**Required work:** Show all lines from the listing below that contain "this".

(Items from a figure collection)
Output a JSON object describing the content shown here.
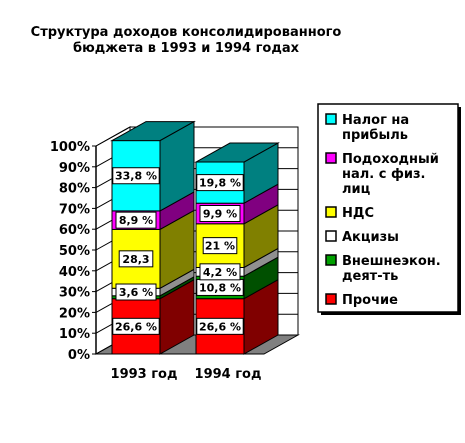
{
  "chart_data": {
    "type": "bar",
    "stacked": true,
    "three_d": true,
    "title": [
      "Структура доходов консолидированного",
      "бюджета в 1993 и 1994 годах"
    ],
    "categories": [
      "1993 год",
      "1994 год"
    ],
    "ylim": [
      0,
      100
    ],
    "y_ticks": [
      "0%",
      "10%",
      "20%",
      "30%",
      "40%",
      "50%",
      "60%",
      "70%",
      "80%",
      "90%",
      "100%"
    ],
    "legend_position": "right",
    "series": [
      {
        "name": "Прочие",
        "color": "#ff0000",
        "side_color": "#800000",
        "values": [
          26.6,
          26.6
        ],
        "labels": [
          "26,6 %",
          "26,6 %"
        ]
      },
      {
        "name": "Внешнеэкон. деят-ть",
        "color": "#00a000",
        "side_color": "#005000",
        "values": [
          1.4,
          10.8
        ],
        "labels": [
          "",
          "10,8 %"
        ]
      },
      {
        "name": "Акцизы",
        "color": "#ffffff",
        "side_color": "#909090",
        "values": [
          3.6,
          4.2
        ],
        "labels": [
          "3,6 %",
          "4,2 %"
        ]
      },
      {
        "name": "НДС",
        "color": "#ffff00",
        "side_color": "#808000",
        "values": [
          28.3,
          21
        ],
        "labels": [
          "28,3",
          "21 %"
        ]
      },
      {
        "name": "Подоходный нал. с физ. лиц",
        "color": "#ff00ff",
        "side_color": "#800080",
        "values": [
          8.9,
          9.9
        ],
        "labels": [
          "8,9 %",
          "9,9 %"
        ]
      },
      {
        "name": "Налог на прибыль",
        "color": "#00ffff",
        "side_color": "#008080",
        "values": [
          33.8,
          19.8
        ],
        "labels": [
          "33,8 %",
          "19,8 %"
        ]
      }
    ],
    "legend": [
      {
        "series": 5,
        "lines": [
          "Налог на",
          "прибыль"
        ]
      },
      {
        "series": 4,
        "lines": [
          "Подоходный",
          "нал. с физ.",
          "лиц"
        ]
      },
      {
        "series": 3,
        "lines": [
          "НДС"
        ]
      },
      {
        "series": 2,
        "lines": [
          "Акцизы"
        ]
      },
      {
        "series": 1,
        "lines": [
          "Внешнеэкон.",
          "деят-ть"
        ]
      },
      {
        "series": 0,
        "lines": [
          "Прочие"
        ]
      }
    ]
  }
}
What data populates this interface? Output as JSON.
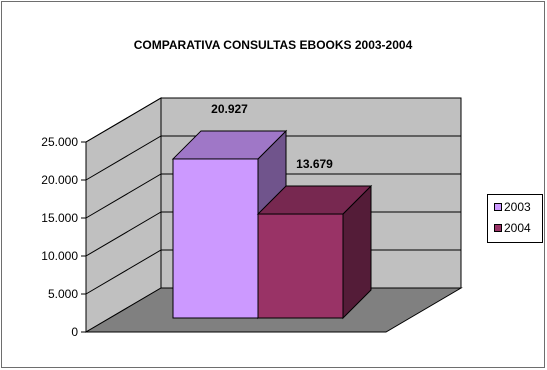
{
  "chart_data": {
    "type": "bar",
    "title": "COMPARATIVA CONSULTAS EBOOKS 2003-2004",
    "categories": [
      ""
    ],
    "series": [
      {
        "name": "2003",
        "values": [
          20927
        ],
        "label": "20.927",
        "color": "#cc99ff"
      },
      {
        "name": "2004",
        "values": [
          13679
        ],
        "label": "13.679",
        "color": "#993366"
      }
    ],
    "y_ticks": [
      {
        "value": 0,
        "label": "0"
      },
      {
        "value": 5000,
        "label": "5.000"
      },
      {
        "value": 10000,
        "label": "10.000"
      },
      {
        "value": 15000,
        "label": "15.000"
      },
      {
        "value": 20000,
        "label": "20.000"
      },
      {
        "value": 25000,
        "label": "25.000"
      }
    ],
    "ylim": [
      0,
      25000
    ],
    "xlabel": "",
    "ylabel": "",
    "grid": true,
    "three_d": true,
    "legend_position": "right",
    "colors": {
      "wall": "#c0c0c0",
      "floor": "#808080",
      "gridline": "#000000"
    }
  }
}
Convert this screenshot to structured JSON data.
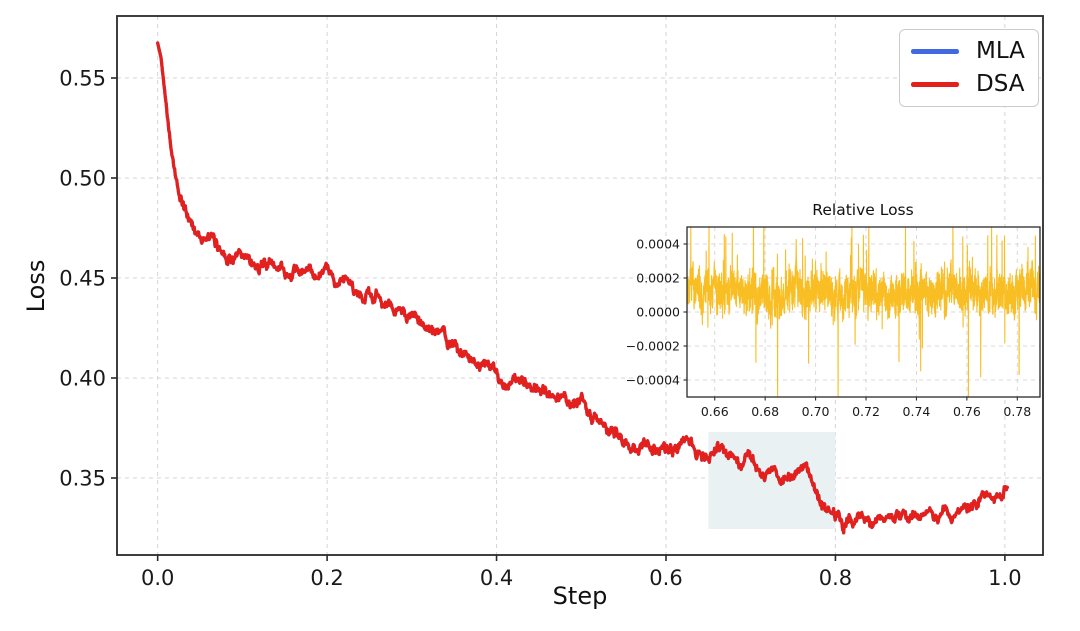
{
  "figure": {
    "background": "#ffffff"
  },
  "chart_data": [
    {
      "id": "main-loss-chart",
      "type": "line",
      "xlabel": "Step",
      "ylabel": "Loss",
      "xlim": [
        -0.048,
        1.045
      ],
      "ylim": [
        0.3115,
        0.581
      ],
      "grid": true,
      "grid_style": "dashed",
      "grid_color": "#d4d4d4",
      "xticks": {
        "values": [
          0.0,
          0.2,
          0.4,
          0.6,
          0.8,
          1.0
        ],
        "labels": [
          "0.0",
          "0.2",
          "0.4",
          "0.6",
          "0.8",
          "1.0"
        ]
      },
      "yticks": {
        "values": [
          0.35,
          0.4,
          0.45,
          0.5,
          0.55
        ],
        "labels": [
          "0.35",
          "0.40",
          "0.45",
          "0.50",
          "0.55"
        ]
      },
      "legend": {
        "position": "upper-right",
        "items": [
          {
            "name": "MLA",
            "color": "#4169E1"
          },
          {
            "name": "DSA",
            "color": "#E3201B"
          }
        ]
      },
      "highlight_region": {
        "x": [
          0.65,
          0.8
        ],
        "y": [
          0.3245,
          0.373
        ],
        "color": "#E9F1F3"
      },
      "series": [
        {
          "name": "MLA",
          "color": "#4169E1",
          "linewidth": 3.2,
          "samples": 1600,
          "anchors": "same-as-DSA",
          "noise": {
            "walk": 0.0035,
            "persistence": 0.9,
            "white": 0.0022,
            "ramp_in": 0.025
          },
          "note": "MLA curve coincides with DSA curve and is hidden beneath it"
        },
        {
          "name": "DSA",
          "color": "#E3201B",
          "linewidth": 3.2,
          "samples": 1600,
          "anchors": [
            [
              0.0,
              0.5675
            ],
            [
              0.004,
              0.56
            ],
            [
              0.008,
              0.545
            ],
            [
              0.013,
              0.527
            ],
            [
              0.018,
              0.509
            ],
            [
              0.024,
              0.494
            ],
            [
              0.032,
              0.483
            ],
            [
              0.042,
              0.476
            ],
            [
              0.055,
              0.47
            ],
            [
              0.075,
              0.4645
            ],
            [
              0.1,
              0.46
            ],
            [
              0.13,
              0.4565
            ],
            [
              0.16,
              0.4525
            ],
            [
              0.19,
              0.45
            ],
            [
              0.22,
              0.4475
            ],
            [
              0.25,
              0.4435
            ],
            [
              0.27,
              0.438
            ],
            [
              0.3,
              0.429
            ],
            [
              0.33,
              0.4215
            ],
            [
              0.36,
              0.4135
            ],
            [
              0.385,
              0.4065
            ],
            [
              0.41,
              0.4
            ],
            [
              0.44,
              0.3955
            ],
            [
              0.47,
              0.392
            ],
            [
              0.5,
              0.389
            ],
            [
              0.515,
              0.38
            ],
            [
              0.53,
              0.3725
            ],
            [
              0.55,
              0.369
            ],
            [
              0.58,
              0.3665
            ],
            [
              0.62,
              0.3655
            ],
            [
              0.65,
              0.3635
            ],
            [
              0.68,
              0.36
            ],
            [
              0.705,
              0.3575
            ],
            [
              0.72,
              0.3545
            ],
            [
              0.74,
              0.352
            ],
            [
              0.757,
              0.353
            ],
            [
              0.766,
              0.355
            ],
            [
              0.776,
              0.343
            ],
            [
              0.79,
              0.334
            ],
            [
              0.81,
              0.3295
            ],
            [
              0.84,
              0.328
            ],
            [
              0.87,
              0.3285
            ],
            [
              0.9,
              0.33
            ],
            [
              0.93,
              0.3325
            ],
            [
              0.96,
              0.337
            ],
            [
              0.985,
              0.342
            ],
            [
              1.003,
              0.344
            ]
          ],
          "noise": {
            "walk": 0.0035,
            "persistence": 0.9,
            "white": 0.0022,
            "ramp_in": 0.025
          }
        }
      ]
    },
    {
      "id": "inset-relative-loss-chart",
      "type": "line",
      "title": "Relative Loss",
      "xlim": [
        0.649,
        0.789
      ],
      "ylim": [
        -0.0005,
        0.0005
      ],
      "grid": true,
      "grid_style": "dashed",
      "grid_color": "#d8d8d8",
      "xticks": {
        "values": [
          0.66,
          0.68,
          0.7,
          0.72,
          0.74,
          0.76,
          0.78
        ],
        "labels": [
          "0.66",
          "0.68",
          "0.70",
          "0.72",
          "0.74",
          "0.76",
          "0.78"
        ]
      },
      "yticks": {
        "values": [
          -0.0004,
          -0.0002,
          0.0,
          0.0002,
          0.0004
        ],
        "labels": [
          "−0.0004",
          "−0.0002",
          "0.0000",
          "0.0002",
          "0.0004"
        ]
      },
      "series": [
        {
          "name": "relative loss (MLA vs DSA)",
          "color": "#F9BE23",
          "linewidth": 1.1,
          "samples": 2300,
          "baseline": 0.00012,
          "noise": {
            "walk": 7e-05,
            "persistence": 0.88,
            "white": 0.0002
          },
          "spikes": {
            "up_prob": 0.02,
            "up_min": 0.0001,
            "up_max": 0.00042,
            "down_prob": 0.012,
            "down_min": 0.00012,
            "down_max": 0.0006
          }
        }
      ]
    }
  ]
}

**Written reply:**
What data populates this interface? Output as JSON.
Convert this screenshot to structured JSON data.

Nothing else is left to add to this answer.